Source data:
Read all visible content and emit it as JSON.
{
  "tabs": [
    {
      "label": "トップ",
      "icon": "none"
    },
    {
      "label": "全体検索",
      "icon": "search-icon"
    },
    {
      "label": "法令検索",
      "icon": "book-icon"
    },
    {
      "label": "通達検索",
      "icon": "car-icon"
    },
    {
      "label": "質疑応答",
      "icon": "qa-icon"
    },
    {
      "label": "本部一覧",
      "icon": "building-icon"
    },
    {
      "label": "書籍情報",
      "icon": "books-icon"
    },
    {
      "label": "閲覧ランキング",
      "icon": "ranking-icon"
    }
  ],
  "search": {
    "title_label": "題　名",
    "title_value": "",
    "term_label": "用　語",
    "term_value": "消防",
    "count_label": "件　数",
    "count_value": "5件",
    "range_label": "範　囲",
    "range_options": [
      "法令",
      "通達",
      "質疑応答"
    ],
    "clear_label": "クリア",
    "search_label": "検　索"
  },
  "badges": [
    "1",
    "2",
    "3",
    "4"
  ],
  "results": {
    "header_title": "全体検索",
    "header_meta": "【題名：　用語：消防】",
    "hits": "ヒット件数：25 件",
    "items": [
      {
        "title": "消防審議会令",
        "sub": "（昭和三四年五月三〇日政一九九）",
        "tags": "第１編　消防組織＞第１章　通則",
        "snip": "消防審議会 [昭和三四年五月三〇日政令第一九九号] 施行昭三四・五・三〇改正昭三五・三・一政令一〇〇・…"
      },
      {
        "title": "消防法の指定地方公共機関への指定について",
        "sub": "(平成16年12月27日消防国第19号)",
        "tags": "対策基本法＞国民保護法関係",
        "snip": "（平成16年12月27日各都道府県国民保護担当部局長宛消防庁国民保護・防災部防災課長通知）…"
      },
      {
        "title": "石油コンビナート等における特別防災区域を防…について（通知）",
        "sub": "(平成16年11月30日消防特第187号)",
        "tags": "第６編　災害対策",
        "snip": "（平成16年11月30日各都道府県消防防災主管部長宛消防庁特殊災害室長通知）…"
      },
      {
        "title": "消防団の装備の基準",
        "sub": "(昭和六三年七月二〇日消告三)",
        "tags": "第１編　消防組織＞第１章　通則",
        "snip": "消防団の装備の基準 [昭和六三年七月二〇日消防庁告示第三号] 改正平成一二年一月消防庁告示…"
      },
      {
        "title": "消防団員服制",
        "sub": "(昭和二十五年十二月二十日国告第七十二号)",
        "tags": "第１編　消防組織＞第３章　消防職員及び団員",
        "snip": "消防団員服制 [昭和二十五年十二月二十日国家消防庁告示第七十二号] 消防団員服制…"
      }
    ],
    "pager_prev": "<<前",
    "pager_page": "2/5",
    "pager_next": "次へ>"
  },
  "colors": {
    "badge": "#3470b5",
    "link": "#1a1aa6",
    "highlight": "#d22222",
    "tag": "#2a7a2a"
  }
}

Directive> Repeat the data exactly. Leave nothing out.

Solution for this task>
Read all visible content and emit it as JSON.
{
  "tabs": [
    {
      "label": "トップ",
      "icon": "none"
    },
    {
      "label": "全体検索",
      "icon": "search-icon"
    },
    {
      "label": "法令検索",
      "icon": "book-icon"
    },
    {
      "label": "通達検索",
      "icon": "car-icon"
    },
    {
      "label": "質疑応答",
      "icon": "qa-icon"
    },
    {
      "label": "本部一覧",
      "icon": "building-icon"
    },
    {
      "label": "書籍情報",
      "icon": "books-icon"
    },
    {
      "label": "閲覧ランキング",
      "icon": "ranking-icon"
    }
  ],
  "search": {
    "title_label": "題　名",
    "title_value": "",
    "term_label": "用　語",
    "term_value": "消防",
    "count_label": "件　数",
    "count_value": "5件",
    "range_label": "範　囲",
    "range_options": [
      "法令",
      "通達",
      "質疑応答"
    ],
    "clear_label": "クリア",
    "search_label": "検　索"
  },
  "badges": [
    "1",
    "2",
    "3",
    "4"
  ],
  "results": {
    "header_title": "全体検索",
    "header_meta": "【題名：　用語：消防】",
    "hits": "ヒット件数：25 件",
    "items": [
      {
        "title": "消防審議会令",
        "sub": "（昭和三四年五月三〇日政一九九）",
        "tags": "第１編　消防組織＞第１章　通則",
        "snip": "消防審議会 [昭和三四年五月三〇日政令第一九九号] 施行昭三四・五・三〇改正昭三五・三・一政令一〇〇・…"
      },
      {
        "title": "消防法の指定地方公共機関への指定について",
        "sub": "(平成16年12月27日消防国第19号)",
        "tags": "対策基本法＞国民保護法関係",
        "snip": "（平成16年12月27日各都道府県国民保護担当部局長宛消防庁国民保護・防災部防災課長通知）…"
      },
      {
        "title": "石油コンビナート等における特別防災区域を防…について（通知）",
        "sub": "(平成16年11月30日消防特第187号)",
        "tags": "第６編　災害対策",
        "snip": "（平成16年11月30日各都道府県消防防災主管部長宛消防庁特殊災害室長通知）…"
      },
      {
        "title": "消防団の装備の基準",
        "sub": "(昭和六三年七月二〇日消告三)",
        "tags": "第１編　消防組織＞第１章　通則",
        "snip": "消防団の装備の基準 [昭和六三年七月二〇日消防庁告示第三号] 改正平成一二年一月消防庁告示…"
      },
      {
        "title": "消防団員服制",
        "sub": "(昭和二十五年十二月二十日国告第七十二号)",
        "tags": "第１編　消防組織＞第３章　消防職員及び団員",
        "snip": "消防団員服制 [昭和二十五年十二月二十日国家消防庁告示第七十二号] 消防団員服制…"
      }
    ],
    "pager_prev": "<<前",
    "pager_page": "2/5",
    "pager_next": "次へ>"
  },
  "colors": {
    "badge": "#3470b5",
    "link": "#1a1aa6",
    "highlight": "#d22222",
    "tag": "#2a7a2a"
  }
}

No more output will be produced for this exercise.